Problem to solve: Pictures aside, repeat every entry exactly.
☆ ☆ ☆
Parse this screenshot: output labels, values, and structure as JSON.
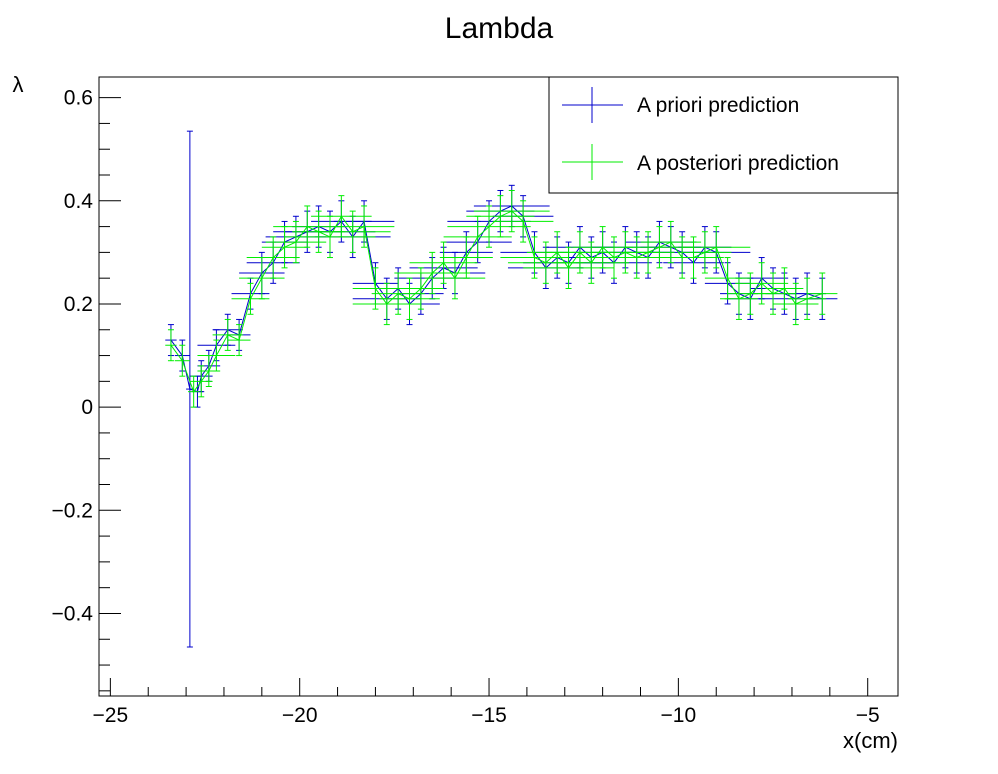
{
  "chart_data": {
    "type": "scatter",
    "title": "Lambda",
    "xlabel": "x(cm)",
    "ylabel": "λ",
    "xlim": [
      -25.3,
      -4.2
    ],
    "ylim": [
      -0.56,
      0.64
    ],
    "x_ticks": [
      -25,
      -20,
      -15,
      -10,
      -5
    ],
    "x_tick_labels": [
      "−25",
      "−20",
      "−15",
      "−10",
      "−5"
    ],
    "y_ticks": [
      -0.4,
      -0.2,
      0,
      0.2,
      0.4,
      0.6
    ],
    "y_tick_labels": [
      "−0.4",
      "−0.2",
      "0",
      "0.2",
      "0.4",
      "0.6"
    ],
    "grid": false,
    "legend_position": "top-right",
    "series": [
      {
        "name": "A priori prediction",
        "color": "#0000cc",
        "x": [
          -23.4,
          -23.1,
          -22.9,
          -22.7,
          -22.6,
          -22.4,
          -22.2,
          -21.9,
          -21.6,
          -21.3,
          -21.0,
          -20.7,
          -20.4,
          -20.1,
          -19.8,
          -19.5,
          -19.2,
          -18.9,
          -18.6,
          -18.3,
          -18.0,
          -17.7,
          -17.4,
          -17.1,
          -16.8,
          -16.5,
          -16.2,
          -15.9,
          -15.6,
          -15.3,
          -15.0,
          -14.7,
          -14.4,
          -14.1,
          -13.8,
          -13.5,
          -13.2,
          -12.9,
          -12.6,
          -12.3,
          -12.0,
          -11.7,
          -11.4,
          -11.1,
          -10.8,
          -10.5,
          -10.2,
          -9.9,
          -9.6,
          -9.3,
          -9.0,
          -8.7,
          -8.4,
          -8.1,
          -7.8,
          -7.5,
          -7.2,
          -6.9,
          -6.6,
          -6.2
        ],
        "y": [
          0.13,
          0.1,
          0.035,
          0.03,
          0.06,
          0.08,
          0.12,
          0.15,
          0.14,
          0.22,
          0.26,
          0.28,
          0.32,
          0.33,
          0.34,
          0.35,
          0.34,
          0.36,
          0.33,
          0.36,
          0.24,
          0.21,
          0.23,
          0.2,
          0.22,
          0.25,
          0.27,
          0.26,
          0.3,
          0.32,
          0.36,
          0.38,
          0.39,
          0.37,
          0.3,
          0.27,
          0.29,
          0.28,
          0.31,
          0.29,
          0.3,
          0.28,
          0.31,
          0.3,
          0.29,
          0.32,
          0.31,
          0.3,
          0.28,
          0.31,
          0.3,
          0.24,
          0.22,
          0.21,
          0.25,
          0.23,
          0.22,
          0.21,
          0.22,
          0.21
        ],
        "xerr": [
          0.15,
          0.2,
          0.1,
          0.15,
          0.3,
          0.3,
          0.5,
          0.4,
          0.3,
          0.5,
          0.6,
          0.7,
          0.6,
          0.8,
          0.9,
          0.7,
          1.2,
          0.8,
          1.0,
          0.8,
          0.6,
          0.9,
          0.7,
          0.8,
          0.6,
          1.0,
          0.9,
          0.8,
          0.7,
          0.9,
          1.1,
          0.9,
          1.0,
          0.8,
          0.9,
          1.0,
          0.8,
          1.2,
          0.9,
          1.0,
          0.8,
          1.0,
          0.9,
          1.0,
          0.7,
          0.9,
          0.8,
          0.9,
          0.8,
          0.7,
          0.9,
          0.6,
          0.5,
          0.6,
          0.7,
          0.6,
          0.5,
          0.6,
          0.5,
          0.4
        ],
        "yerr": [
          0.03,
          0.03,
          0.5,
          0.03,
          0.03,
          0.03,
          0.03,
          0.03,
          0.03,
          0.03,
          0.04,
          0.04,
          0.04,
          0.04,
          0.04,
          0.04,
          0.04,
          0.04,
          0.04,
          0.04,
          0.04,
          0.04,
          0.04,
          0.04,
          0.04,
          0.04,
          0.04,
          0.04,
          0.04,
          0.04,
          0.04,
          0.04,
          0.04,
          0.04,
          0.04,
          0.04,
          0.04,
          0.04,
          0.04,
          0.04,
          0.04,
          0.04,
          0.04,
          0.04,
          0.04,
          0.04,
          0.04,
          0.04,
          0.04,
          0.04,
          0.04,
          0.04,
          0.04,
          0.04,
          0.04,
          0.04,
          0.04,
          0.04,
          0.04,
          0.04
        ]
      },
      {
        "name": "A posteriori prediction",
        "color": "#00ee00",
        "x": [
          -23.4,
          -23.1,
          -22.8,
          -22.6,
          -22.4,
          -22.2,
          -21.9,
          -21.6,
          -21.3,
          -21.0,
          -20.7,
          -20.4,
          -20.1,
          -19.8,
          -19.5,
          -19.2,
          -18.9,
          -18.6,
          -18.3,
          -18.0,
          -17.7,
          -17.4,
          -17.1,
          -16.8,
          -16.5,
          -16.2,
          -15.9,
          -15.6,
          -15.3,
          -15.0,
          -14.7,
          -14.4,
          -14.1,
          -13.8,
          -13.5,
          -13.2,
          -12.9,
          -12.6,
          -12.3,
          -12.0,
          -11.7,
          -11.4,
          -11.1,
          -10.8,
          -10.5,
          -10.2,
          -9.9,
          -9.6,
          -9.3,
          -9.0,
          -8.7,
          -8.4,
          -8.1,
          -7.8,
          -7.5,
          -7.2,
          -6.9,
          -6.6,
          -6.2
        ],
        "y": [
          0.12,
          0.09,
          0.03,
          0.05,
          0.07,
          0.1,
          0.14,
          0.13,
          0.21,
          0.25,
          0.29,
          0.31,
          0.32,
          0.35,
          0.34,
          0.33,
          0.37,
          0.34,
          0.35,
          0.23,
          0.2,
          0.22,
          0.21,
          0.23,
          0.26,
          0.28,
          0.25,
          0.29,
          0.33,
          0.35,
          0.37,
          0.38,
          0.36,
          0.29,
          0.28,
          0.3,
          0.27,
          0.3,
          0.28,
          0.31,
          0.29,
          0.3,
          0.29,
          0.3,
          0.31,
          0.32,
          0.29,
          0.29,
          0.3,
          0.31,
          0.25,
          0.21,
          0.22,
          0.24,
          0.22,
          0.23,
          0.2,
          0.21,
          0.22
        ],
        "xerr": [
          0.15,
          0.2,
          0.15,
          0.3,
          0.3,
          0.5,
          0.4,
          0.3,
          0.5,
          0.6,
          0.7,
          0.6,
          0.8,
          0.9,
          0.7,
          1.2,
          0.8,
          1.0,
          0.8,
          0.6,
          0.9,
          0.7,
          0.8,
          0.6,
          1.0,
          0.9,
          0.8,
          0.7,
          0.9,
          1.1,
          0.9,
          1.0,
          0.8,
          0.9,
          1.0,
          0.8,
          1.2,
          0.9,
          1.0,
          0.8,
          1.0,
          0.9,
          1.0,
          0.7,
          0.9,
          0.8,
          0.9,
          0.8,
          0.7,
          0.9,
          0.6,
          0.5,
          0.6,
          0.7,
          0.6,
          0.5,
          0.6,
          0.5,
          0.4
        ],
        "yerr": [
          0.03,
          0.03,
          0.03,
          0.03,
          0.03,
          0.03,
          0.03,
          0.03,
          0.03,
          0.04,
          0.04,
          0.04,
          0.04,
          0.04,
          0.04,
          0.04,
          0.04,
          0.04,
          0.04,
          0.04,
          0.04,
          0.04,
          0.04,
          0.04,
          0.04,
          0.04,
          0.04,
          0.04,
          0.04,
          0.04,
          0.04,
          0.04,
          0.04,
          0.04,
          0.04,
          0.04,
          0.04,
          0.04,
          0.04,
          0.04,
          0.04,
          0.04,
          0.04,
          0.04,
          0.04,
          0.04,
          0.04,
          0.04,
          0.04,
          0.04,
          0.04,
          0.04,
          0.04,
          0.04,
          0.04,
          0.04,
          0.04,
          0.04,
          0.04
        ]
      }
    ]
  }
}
☆ ☆ ☆
Output of the exercise:
Parse this screenshot: output labels, values, and structure as JSON.
{
  "chart_data": {
    "type": "scatter",
    "title": "Lambda",
    "xlabel": "x(cm)",
    "ylabel": "λ",
    "xlim": [
      -25.3,
      -4.2
    ],
    "ylim": [
      -0.56,
      0.64
    ],
    "x_ticks": [
      -25,
      -20,
      -15,
      -10,
      -5
    ],
    "x_tick_labels": [
      "−25",
      "−20",
      "−15",
      "−10",
      "−5"
    ],
    "y_ticks": [
      -0.4,
      -0.2,
      0,
      0.2,
      0.4,
      0.6
    ],
    "y_tick_labels": [
      "−0.4",
      "−0.2",
      "0",
      "0.2",
      "0.4",
      "0.6"
    ],
    "grid": false,
    "legend_position": "top-right",
    "series": [
      {
        "name": "A priori prediction",
        "color": "#0000cc",
        "x": [
          -23.4,
          -23.1,
          -22.9,
          -22.7,
          -22.6,
          -22.4,
          -22.2,
          -21.9,
          -21.6,
          -21.3,
          -21.0,
          -20.7,
          -20.4,
          -20.1,
          -19.8,
          -19.5,
          -19.2,
          -18.9,
          -18.6,
          -18.3,
          -18.0,
          -17.7,
          -17.4,
          -17.1,
          -16.8,
          -16.5,
          -16.2,
          -15.9,
          -15.6,
          -15.3,
          -15.0,
          -14.7,
          -14.4,
          -14.1,
          -13.8,
          -13.5,
          -13.2,
          -12.9,
          -12.6,
          -12.3,
          -12.0,
          -11.7,
          -11.4,
          -11.1,
          -10.8,
          -10.5,
          -10.2,
          -9.9,
          -9.6,
          -9.3,
          -9.0,
          -8.7,
          -8.4,
          -8.1,
          -7.8,
          -7.5,
          -7.2,
          -6.9,
          -6.6,
          -6.2
        ],
        "y": [
          0.13,
          0.1,
          0.035,
          0.03,
          0.06,
          0.08,
          0.12,
          0.15,
          0.14,
          0.22,
          0.26,
          0.28,
          0.32,
          0.33,
          0.34,
          0.35,
          0.34,
          0.36,
          0.33,
          0.36,
          0.24,
          0.21,
          0.23,
          0.2,
          0.22,
          0.25,
          0.27,
          0.26,
          0.3,
          0.32,
          0.36,
          0.38,
          0.39,
          0.37,
          0.3,
          0.27,
          0.29,
          0.28,
          0.31,
          0.29,
          0.3,
          0.28,
          0.31,
          0.3,
          0.29,
          0.32,
          0.31,
          0.3,
          0.28,
          0.31,
          0.3,
          0.24,
          0.22,
          0.21,
          0.25,
          0.23,
          0.22,
          0.21,
          0.22,
          0.21
        ],
        "xerr": [
          0.15,
          0.2,
          0.1,
          0.15,
          0.3,
          0.3,
          0.5,
          0.4,
          0.3,
          0.5,
          0.6,
          0.7,
          0.6,
          0.8,
          0.9,
          0.7,
          1.2,
          0.8,
          1.0,
          0.8,
          0.6,
          0.9,
          0.7,
          0.8,
          0.6,
          1.0,
          0.9,
          0.8,
          0.7,
          0.9,
          1.1,
          0.9,
          1.0,
          0.8,
          0.9,
          1.0,
          0.8,
          1.2,
          0.9,
          1.0,
          0.8,
          1.0,
          0.9,
          1.0,
          0.7,
          0.9,
          0.8,
          0.9,
          0.8,
          0.7,
          0.9,
          0.6,
          0.5,
          0.6,
          0.7,
          0.6,
          0.5,
          0.6,
          0.5,
          0.4
        ],
        "yerr": [
          0.03,
          0.03,
          0.5,
          0.03,
          0.03,
          0.03,
          0.03,
          0.03,
          0.03,
          0.03,
          0.04,
          0.04,
          0.04,
          0.04,
          0.04,
          0.04,
          0.04,
          0.04,
          0.04,
          0.04,
          0.04,
          0.04,
          0.04,
          0.04,
          0.04,
          0.04,
          0.04,
          0.04,
          0.04,
          0.04,
          0.04,
          0.04,
          0.04,
          0.04,
          0.04,
          0.04,
          0.04,
          0.04,
          0.04,
          0.04,
          0.04,
          0.04,
          0.04,
          0.04,
          0.04,
          0.04,
          0.04,
          0.04,
          0.04,
          0.04,
          0.04,
          0.04,
          0.04,
          0.04,
          0.04,
          0.04,
          0.04,
          0.04,
          0.04,
          0.04
        ]
      },
      {
        "name": "A posteriori prediction",
        "color": "#00ee00",
        "x": [
          -23.4,
          -23.1,
          -22.8,
          -22.6,
          -22.4,
          -22.2,
          -21.9,
          -21.6,
          -21.3,
          -21.0,
          -20.7,
          -20.4,
          -20.1,
          -19.8,
          -19.5,
          -19.2,
          -18.9,
          -18.6,
          -18.3,
          -18.0,
          -17.7,
          -17.4,
          -17.1,
          -16.8,
          -16.5,
          -16.2,
          -15.9,
          -15.6,
          -15.3,
          -15.0,
          -14.7,
          -14.4,
          -14.1,
          -13.8,
          -13.5,
          -13.2,
          -12.9,
          -12.6,
          -12.3,
          -12.0,
          -11.7,
          -11.4,
          -11.1,
          -10.8,
          -10.5,
          -10.2,
          -9.9,
          -9.6,
          -9.3,
          -9.0,
          -8.7,
          -8.4,
          -8.1,
          -7.8,
          -7.5,
          -7.2,
          -6.9,
          -6.6,
          -6.2
        ],
        "y": [
          0.12,
          0.09,
          0.03,
          0.05,
          0.07,
          0.1,
          0.14,
          0.13,
          0.21,
          0.25,
          0.29,
          0.31,
          0.32,
          0.35,
          0.34,
          0.33,
          0.37,
          0.34,
          0.35,
          0.23,
          0.2,
          0.22,
          0.21,
          0.23,
          0.26,
          0.28,
          0.25,
          0.29,
          0.33,
          0.35,
          0.37,
          0.38,
          0.36,
          0.29,
          0.28,
          0.3,
          0.27,
          0.3,
          0.28,
          0.31,
          0.29,
          0.3,
          0.29,
          0.3,
          0.31,
          0.32,
          0.29,
          0.29,
          0.3,
          0.31,
          0.25,
          0.21,
          0.22,
          0.24,
          0.22,
          0.23,
          0.2,
          0.21,
          0.22
        ],
        "xerr": [
          0.15,
          0.2,
          0.15,
          0.3,
          0.3,
          0.5,
          0.4,
          0.3,
          0.5,
          0.6,
          0.7,
          0.6,
          0.8,
          0.9,
          0.7,
          1.2,
          0.8,
          1.0,
          0.8,
          0.6,
          0.9,
          0.7,
          0.8,
          0.6,
          1.0,
          0.9,
          0.8,
          0.7,
          0.9,
          1.1,
          0.9,
          1.0,
          0.8,
          0.9,
          1.0,
          0.8,
          1.2,
          0.9,
          1.0,
          0.8,
          1.0,
          0.9,
          1.0,
          0.7,
          0.9,
          0.8,
          0.9,
          0.8,
          0.7,
          0.9,
          0.6,
          0.5,
          0.6,
          0.7,
          0.6,
          0.5,
          0.6,
          0.5,
          0.4
        ],
        "yerr": [
          0.03,
          0.03,
          0.03,
          0.03,
          0.03,
          0.03,
          0.03,
          0.03,
          0.03,
          0.04,
          0.04,
          0.04,
          0.04,
          0.04,
          0.04,
          0.04,
          0.04,
          0.04,
          0.04,
          0.04,
          0.04,
          0.04,
          0.04,
          0.04,
          0.04,
          0.04,
          0.04,
          0.04,
          0.04,
          0.04,
          0.04,
          0.04,
          0.04,
          0.04,
          0.04,
          0.04,
          0.04,
          0.04,
          0.04,
          0.04,
          0.04,
          0.04,
          0.04,
          0.04,
          0.04,
          0.04,
          0.04,
          0.04,
          0.04,
          0.04,
          0.04,
          0.04,
          0.04,
          0.04,
          0.04,
          0.04,
          0.04,
          0.04,
          0.04
        ]
      }
    ]
  }
}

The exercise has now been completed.